--- FRAGMENTO DE ORIGEN ---

A mucha gente le suena la expresión estar en Babia. Significa estar distraído, poco atento, fuera del mundo. Lo que no sabe tanta gente es que Babia existe. Como Teruel, o más. Durante mucho tiempo me he encontrado gente que pensaba que era un lugar inventado. Pasa como con Jauja (que también existe, pero creemos todos que no). Pues si, señores. Babia existe. Babia es real.
Babia es una comarca del norte de la provincia de León, formada por un par de valles encuadrados entre las comarcas de Omaña al sur, Laciana al oeste y Luna al Este, y limita al Norte con Asturias. Dividida administrativamente en Babia Alta y Babia Baja, que físicamente coinciden, grosso modo, con el valle que va de Luna a Laciana y con el valle de Luna a Asturias, por el puerto de Ventana.
El origen de la expresión anterior (estar en Babia) tiene un origen curioso. Esta zona era la elegida como lugar de asueto por los Reyes de León, allá por el siglo XI. Cuando la vida en la capital del reino les generaba demasiado estrés, que ya sabemos todos lo agobiante que puede ser eso de gobernar, cogían los trastos y se piraban unos días a este rincón del mundo. Desaparecían. Y cuando en la corte de León alguien preguntaba por el rey, se le contestaba: El rey está en Babia. Que era tanto como decir que no estaba para nada, ni para nadie.
Aunque también hay otra explicación para la expresión. Babia es una zona de pastos. El paisaje, formado por peñas calizas, con relieves pronunciados y valles no demasiado amplios, no da para más. Actualmente la ganadería predominante es vacuna, pero antiguamente era de ovejas (y de caballos, por supuesto: según la tradición, el caballo del Cid, Babieca, debía su nombre a su origen babiano). Las ovejas son bichos bastante viajeros, y estaban en Babia los meses de verano, pero los inviernos, que por esta tierra son bastante jodidos, se iban al sur, en busca de mejor clima. Y con ellas se iban, claro, los pastores. Entre ellos, algunos eran chicarrones babianos que en las noches extremeñas no podían evitar quedarse absortos recordando su tierra, mirando hacia el norte con aire distraído, y motivando que sus compañeros, cuando los veían así, comentaran que estaban en Babia. En cualquier caso, me parecen dos explicaciones verosímiles.

--- DATOS PROPORCIONADOS ---

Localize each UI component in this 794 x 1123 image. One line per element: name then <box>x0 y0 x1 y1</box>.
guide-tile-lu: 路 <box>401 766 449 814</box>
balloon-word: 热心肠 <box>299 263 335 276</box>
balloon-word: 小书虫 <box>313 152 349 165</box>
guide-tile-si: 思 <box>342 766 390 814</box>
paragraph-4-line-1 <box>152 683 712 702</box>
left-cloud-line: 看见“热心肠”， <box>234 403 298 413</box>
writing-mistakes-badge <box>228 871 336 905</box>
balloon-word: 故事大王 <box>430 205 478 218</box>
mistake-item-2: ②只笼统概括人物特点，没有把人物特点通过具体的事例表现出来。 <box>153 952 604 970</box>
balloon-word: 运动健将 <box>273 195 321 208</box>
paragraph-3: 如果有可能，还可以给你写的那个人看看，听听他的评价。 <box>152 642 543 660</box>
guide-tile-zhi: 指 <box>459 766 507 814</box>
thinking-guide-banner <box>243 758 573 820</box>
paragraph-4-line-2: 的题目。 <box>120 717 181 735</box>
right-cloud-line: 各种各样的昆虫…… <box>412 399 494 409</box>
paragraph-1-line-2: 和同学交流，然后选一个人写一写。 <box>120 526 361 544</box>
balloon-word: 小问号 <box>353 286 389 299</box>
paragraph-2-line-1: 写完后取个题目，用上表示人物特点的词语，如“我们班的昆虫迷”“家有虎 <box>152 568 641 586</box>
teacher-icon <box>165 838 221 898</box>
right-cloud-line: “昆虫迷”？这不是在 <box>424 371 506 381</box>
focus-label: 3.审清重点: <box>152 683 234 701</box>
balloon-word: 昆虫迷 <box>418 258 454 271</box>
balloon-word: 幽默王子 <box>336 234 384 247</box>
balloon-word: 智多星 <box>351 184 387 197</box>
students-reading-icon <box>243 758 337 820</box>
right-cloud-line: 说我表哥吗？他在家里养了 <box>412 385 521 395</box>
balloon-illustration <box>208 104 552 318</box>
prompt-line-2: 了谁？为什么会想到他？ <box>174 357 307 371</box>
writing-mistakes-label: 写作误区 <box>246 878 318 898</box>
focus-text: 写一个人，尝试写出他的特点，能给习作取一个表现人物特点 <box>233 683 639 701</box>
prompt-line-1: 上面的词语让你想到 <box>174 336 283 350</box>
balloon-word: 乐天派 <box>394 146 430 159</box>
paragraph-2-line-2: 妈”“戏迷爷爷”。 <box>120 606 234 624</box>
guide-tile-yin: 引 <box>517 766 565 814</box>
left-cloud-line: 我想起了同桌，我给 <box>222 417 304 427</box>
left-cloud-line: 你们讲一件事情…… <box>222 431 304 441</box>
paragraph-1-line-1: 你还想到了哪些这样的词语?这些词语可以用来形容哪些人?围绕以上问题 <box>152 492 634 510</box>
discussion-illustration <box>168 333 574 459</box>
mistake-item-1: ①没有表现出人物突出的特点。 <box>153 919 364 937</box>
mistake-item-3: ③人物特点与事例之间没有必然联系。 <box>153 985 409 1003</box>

---

Continúa el texto sobre la comarca de Babia y el origen de la expresión «estar en Babia» a partir de su última oración.

Porque, la verdad, no me extraña que los Reyes eligieran este rincón para olvidarse del mundo, ni que los pastorcillos lo añoraran cuando estaban lejos de él. Es una zona muy bonita, con paisajes preciosos, con un estilo de vida tranquilo, y con una temperatura que te permite dormir a gusto por las noches, incluso en verano (por dormir a gusto entiéndase dormir arropado con una manta y un edredón, so pena de pelar un frío del copón a partir de las 12 de la noche).
Conocí esa zona cuando me casé con una indígena del lugar. Para ella, al igual que para toda su familia, Babia es su casa, aunque ha vivido casi siempre fuera de allí y la casa del pueblo (pedazo de casa, por cierto) sea sólo para vacaciones y fines de semana ocasionales. Más allá del tiempo que pase allí, la sensación de pertenecer a algún sitio, de tener raíces, de que ese pueblo sea el que está en sus recuerdos de la infancia, es lo que hace que ella considere que aquel es su refugio, su santuario, el lugar en el que cargar las pilas. Realmente, es muy fácil olvidarse de todo, relajarse y recuperar el equilibrio que a veces el día a día se encarga de quitarnos.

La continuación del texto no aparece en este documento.